**** Data entries ****

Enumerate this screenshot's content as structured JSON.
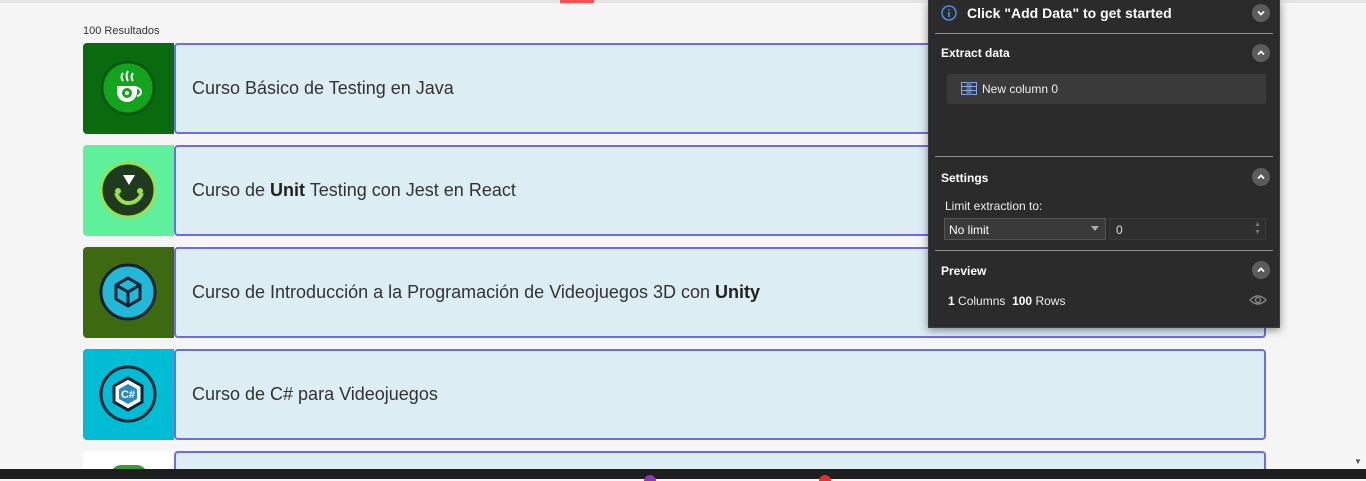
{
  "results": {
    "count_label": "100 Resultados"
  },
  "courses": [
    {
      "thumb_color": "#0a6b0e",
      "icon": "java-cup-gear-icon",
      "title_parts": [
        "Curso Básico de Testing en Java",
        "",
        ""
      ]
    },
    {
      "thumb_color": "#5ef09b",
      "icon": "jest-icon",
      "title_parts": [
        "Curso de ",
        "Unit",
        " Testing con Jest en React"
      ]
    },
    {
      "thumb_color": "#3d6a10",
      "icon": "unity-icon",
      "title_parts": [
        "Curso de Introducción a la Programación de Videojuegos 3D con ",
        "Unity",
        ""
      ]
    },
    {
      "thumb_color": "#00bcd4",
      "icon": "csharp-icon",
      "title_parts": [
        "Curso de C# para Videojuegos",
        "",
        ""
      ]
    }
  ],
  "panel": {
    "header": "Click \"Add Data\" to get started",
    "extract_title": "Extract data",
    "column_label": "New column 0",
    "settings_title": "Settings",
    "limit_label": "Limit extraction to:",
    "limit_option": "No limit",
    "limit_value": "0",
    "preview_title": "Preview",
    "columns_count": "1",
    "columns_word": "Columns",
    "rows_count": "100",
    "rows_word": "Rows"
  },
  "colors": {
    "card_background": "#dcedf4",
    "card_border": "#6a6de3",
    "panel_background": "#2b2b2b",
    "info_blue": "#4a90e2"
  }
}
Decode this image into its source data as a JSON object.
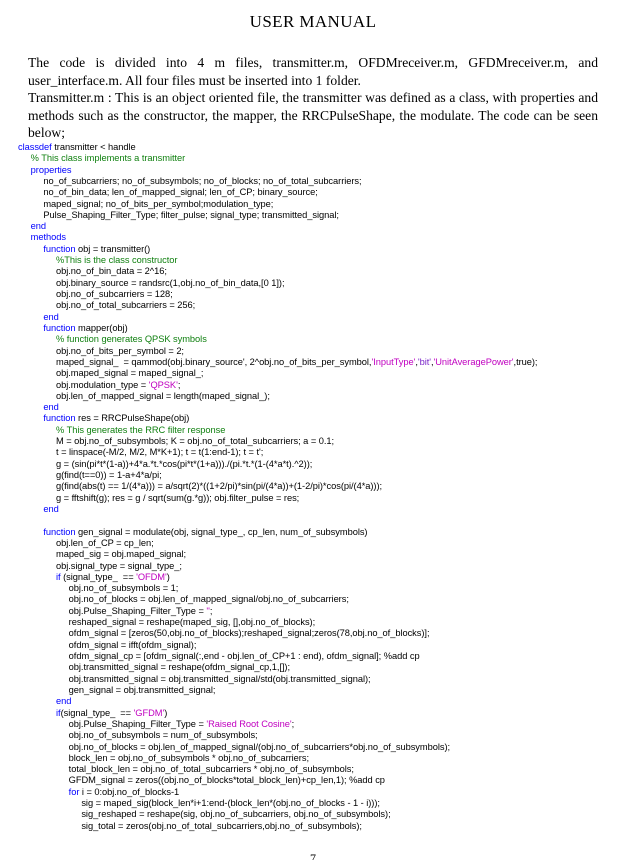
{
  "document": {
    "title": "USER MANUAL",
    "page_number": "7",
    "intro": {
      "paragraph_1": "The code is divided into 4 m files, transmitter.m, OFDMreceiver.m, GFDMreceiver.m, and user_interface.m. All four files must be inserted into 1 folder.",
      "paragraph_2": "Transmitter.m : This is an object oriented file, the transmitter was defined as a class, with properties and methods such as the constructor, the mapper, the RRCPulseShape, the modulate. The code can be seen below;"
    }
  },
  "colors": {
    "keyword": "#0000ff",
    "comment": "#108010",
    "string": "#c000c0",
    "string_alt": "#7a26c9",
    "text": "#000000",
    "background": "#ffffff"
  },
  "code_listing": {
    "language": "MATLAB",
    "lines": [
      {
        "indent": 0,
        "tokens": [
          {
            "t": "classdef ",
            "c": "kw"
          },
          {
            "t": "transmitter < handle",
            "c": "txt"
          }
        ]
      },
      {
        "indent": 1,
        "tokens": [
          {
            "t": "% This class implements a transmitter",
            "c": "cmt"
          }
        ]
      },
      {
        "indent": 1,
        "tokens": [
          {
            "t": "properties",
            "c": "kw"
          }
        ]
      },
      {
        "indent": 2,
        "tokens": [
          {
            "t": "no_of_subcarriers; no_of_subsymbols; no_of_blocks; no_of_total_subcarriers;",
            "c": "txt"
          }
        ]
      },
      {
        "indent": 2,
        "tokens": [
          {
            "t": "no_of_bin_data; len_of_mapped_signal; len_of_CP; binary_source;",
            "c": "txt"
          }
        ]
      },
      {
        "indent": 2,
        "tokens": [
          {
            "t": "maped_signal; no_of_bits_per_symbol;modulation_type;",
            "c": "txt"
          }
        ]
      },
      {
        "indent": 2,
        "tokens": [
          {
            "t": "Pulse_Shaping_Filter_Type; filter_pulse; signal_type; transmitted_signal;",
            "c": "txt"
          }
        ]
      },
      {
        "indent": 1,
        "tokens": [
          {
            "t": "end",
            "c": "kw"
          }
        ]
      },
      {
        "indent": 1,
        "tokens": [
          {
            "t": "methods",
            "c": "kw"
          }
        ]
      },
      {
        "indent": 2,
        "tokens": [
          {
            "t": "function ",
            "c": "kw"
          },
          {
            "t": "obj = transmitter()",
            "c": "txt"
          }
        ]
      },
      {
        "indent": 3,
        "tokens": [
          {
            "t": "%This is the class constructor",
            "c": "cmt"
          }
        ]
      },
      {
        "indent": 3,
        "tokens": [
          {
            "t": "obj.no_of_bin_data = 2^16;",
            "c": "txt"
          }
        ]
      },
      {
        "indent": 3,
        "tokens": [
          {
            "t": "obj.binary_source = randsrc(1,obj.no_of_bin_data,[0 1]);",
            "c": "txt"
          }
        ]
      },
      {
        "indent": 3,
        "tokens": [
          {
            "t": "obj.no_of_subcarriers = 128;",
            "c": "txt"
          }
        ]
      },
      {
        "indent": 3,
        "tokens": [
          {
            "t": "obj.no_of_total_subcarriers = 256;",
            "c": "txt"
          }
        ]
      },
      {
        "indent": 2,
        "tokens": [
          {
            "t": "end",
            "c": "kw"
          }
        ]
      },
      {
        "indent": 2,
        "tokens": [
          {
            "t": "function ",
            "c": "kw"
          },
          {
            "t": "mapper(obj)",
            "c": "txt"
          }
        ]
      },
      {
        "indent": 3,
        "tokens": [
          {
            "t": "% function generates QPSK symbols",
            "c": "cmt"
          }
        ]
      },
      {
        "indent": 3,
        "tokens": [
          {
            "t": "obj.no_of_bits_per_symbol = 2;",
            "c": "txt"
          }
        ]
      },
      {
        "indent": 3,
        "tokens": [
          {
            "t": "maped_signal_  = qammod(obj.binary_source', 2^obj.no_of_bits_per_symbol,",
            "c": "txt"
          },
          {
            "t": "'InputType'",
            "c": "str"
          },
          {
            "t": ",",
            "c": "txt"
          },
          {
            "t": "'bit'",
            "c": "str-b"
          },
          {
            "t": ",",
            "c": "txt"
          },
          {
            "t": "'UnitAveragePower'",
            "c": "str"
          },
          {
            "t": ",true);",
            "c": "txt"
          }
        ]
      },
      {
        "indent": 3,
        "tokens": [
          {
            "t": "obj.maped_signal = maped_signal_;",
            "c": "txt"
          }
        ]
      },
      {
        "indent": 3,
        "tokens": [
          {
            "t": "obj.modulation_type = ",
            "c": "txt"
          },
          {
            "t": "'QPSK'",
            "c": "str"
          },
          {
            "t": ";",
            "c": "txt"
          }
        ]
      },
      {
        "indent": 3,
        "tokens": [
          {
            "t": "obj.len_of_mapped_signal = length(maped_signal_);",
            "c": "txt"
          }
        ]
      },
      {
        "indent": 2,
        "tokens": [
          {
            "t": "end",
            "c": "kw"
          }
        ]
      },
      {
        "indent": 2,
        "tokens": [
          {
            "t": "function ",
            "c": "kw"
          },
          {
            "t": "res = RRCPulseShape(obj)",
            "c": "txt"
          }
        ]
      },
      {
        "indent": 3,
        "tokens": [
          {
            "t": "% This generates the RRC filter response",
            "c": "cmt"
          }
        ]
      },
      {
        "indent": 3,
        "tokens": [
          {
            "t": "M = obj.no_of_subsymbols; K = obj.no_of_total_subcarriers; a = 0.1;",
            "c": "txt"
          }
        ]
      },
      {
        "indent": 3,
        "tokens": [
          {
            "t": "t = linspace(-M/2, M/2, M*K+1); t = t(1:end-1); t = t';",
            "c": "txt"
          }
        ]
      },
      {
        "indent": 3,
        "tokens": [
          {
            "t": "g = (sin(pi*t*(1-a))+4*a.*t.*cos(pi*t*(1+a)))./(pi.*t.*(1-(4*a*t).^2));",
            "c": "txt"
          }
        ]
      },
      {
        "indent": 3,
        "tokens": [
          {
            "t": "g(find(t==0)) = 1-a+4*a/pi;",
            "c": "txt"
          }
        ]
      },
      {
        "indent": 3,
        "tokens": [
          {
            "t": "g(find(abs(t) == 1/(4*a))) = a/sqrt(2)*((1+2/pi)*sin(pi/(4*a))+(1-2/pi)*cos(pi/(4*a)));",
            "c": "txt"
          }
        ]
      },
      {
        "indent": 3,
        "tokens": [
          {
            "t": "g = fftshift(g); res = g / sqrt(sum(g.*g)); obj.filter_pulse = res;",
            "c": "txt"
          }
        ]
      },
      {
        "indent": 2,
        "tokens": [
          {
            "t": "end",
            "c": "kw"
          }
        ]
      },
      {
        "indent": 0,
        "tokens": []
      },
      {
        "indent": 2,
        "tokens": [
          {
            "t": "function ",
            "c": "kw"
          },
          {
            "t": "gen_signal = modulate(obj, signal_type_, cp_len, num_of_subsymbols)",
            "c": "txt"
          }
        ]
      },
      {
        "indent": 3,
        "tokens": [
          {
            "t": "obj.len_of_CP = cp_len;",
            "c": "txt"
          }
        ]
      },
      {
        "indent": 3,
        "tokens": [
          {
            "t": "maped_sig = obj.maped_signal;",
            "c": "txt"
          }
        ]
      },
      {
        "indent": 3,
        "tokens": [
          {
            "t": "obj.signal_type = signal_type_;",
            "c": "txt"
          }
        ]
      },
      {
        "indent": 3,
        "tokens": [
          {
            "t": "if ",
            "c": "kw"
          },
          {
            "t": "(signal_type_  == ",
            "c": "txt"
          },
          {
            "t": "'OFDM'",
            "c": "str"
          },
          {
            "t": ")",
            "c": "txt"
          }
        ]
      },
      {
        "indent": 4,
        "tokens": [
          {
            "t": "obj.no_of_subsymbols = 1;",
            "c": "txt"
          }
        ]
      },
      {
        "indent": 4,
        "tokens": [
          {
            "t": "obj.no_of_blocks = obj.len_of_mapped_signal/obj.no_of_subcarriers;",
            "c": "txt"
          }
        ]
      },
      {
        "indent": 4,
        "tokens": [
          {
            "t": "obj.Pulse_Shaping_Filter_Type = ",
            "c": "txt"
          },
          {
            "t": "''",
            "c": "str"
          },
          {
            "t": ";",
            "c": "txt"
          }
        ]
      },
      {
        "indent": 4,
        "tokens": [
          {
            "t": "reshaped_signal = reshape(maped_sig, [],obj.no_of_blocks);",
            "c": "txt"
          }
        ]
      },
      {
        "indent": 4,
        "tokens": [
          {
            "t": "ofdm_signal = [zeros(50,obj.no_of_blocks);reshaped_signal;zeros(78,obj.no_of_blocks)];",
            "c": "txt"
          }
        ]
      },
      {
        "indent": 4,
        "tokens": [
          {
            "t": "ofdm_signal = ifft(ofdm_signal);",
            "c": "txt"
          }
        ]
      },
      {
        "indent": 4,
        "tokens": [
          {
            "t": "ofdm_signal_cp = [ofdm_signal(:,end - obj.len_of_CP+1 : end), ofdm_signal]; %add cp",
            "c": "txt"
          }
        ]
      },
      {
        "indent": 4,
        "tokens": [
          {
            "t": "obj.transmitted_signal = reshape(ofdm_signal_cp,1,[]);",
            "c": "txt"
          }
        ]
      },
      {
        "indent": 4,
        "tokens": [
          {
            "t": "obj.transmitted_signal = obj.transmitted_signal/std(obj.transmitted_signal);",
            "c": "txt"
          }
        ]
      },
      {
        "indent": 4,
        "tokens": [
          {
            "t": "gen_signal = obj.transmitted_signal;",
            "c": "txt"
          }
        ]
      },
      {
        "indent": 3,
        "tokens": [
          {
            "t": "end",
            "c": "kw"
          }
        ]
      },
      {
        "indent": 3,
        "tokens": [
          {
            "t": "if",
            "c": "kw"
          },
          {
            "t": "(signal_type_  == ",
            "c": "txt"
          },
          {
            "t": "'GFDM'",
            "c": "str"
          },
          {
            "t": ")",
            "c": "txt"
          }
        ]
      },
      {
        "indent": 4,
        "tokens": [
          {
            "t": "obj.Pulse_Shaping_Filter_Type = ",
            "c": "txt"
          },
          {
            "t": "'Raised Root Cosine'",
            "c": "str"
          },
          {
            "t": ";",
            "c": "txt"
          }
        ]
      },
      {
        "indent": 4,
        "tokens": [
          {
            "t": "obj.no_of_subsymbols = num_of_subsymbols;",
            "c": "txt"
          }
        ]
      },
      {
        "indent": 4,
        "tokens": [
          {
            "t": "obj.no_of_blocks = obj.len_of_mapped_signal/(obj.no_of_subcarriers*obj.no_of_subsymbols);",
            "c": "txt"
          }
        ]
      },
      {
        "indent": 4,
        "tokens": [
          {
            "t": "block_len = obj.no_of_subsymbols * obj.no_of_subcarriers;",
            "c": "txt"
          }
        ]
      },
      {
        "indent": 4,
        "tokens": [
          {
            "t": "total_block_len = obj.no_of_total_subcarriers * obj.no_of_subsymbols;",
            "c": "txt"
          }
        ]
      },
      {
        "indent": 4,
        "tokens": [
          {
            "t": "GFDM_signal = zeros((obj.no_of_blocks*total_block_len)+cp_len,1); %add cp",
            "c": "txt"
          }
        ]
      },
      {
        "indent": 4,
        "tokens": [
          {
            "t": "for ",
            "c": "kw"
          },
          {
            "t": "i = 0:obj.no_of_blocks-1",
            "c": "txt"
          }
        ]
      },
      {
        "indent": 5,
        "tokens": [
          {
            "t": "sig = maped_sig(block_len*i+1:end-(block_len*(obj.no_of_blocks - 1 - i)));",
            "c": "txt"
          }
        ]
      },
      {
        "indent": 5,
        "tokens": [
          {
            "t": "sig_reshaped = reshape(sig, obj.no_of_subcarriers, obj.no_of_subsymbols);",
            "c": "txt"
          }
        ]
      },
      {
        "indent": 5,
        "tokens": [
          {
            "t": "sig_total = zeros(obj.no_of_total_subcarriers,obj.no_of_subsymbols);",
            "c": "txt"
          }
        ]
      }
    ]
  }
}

****

Work to be completed: Show the lines from the data above that contain the string "Testing".

Correct response:
        "Curso Básico de Testing en Java",
        " Testing con Jest en React"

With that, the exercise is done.